**Work to do:** All of the records below need to be copied exactly.

**Records:**
=-=-=-=-=

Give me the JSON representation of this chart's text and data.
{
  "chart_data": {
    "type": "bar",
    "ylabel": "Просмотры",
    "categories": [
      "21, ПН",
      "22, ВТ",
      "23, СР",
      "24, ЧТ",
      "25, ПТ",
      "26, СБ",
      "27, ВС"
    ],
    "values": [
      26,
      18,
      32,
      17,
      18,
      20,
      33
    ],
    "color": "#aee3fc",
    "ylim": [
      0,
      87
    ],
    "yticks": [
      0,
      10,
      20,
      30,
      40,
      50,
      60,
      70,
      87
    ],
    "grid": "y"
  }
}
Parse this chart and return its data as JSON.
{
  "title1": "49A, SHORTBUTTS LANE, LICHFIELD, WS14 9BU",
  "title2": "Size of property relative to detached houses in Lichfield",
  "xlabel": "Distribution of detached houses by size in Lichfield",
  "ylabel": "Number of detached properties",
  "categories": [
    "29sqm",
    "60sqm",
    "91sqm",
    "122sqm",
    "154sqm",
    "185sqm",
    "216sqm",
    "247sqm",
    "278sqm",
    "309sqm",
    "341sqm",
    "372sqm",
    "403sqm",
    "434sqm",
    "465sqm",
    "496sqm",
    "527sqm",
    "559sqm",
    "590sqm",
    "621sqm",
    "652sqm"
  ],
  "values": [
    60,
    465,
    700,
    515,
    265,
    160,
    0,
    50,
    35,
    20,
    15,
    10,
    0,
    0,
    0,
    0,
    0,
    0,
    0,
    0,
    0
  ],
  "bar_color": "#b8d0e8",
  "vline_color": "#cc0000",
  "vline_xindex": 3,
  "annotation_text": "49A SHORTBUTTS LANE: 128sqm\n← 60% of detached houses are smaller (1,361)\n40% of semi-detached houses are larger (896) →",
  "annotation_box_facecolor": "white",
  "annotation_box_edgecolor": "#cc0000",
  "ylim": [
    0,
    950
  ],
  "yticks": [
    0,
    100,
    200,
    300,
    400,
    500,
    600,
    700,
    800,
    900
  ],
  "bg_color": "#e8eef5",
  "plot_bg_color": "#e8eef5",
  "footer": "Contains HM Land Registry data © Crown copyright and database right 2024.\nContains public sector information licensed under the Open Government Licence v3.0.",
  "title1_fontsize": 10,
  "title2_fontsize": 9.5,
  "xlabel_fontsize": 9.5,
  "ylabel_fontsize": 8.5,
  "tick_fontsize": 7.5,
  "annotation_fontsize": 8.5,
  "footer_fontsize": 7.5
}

=-=-=-=-=

**Task response:**
Give me the JSON representation of this chart's text and data.
{
  "chart_data": {
    "type": "bar",
    "ylabel": "Просмотры",
    "categories": [
      "21, ПН",
      "22, ВТ",
      "23, СР",
      "24, ЧТ",
      "25, ПТ",
      "26, СБ",
      "27, ВС"
    ],
    "values": [
      26,
      18,
      32,
      17,
      18,
      20,
      33
    ],
    "color": "#aee3fc",
    "ylim": [
      0,
      87
    ],
    "yticks": [
      0,
      10,
      20,
      30,
      40,
      50,
      60,
      70,
      87
    ],
    "grid": "y"
  }
}
Parse this chart and return its data as JSON.
{
  "title1": "49A, SHORTBUTTS LANE, LICHFIELD, WS14 9BU",
  "title2": "Size of property relative to detached houses in Lichfield",
  "xlabel": "Distribution of detached houses by size in Lichfield",
  "ylabel": "Number of detached properties",
  "categories": [
    "29sqm",
    "60sqm",
    "91sqm",
    "122sqm",
    "154sqm",
    "185sqm",
    "216sqm",
    "247sqm",
    "278sqm",
    "309sqm",
    "341sqm",
    "372sqm",
    "403sqm",
    "434sqm",
    "465sqm",
    "496sqm",
    "527sqm",
    "559sqm",
    "590sqm",
    "621sqm",
    "652sqm"
  ],
  "values": [
    60,
    465,
    700,
    515,
    265,
    160,
    0,
    50,
    35,
    20,
    15,
    10,
    0,
    0,
    0,
    0,
    0,
    0,
    0,
    0,
    0
  ],
  "bar_color": "#b8d0e8",
  "vline_color": "#cc0000",
  "vline_xindex": 3,
  "annotation_text": "49A SHORTBUTTS LANE: 128sqm\n← 60% of detached houses are smaller (1,361)\n40% of semi-detached houses are larger (896) →",
  "annotation_box_facecolor": "white",
  "annotation_box_edgecolor": "#cc0000",
  "ylim": [
    0,
    950
  ],
  "yticks": [
    0,
    100,
    200,
    300,
    400,
    500,
    600,
    700,
    800,
    900
  ],
  "bg_color": "#e8eef5",
  "plot_bg_color": "#e8eef5",
  "footer": "Contains HM Land Registry data © Crown copyright and database right 2024.\nContains public sector information licensed under the Open Government Licence v3.0.",
  "title1_fontsize": 10,
  "title2_fontsize": 9.5,
  "xlabel_fontsize": 9.5,
  "ylabel_fontsize": 8.5,
  "tick_fontsize": 7.5,
  "annotation_fontsize": 8.5,
  "footer_fontsize": 7.5
}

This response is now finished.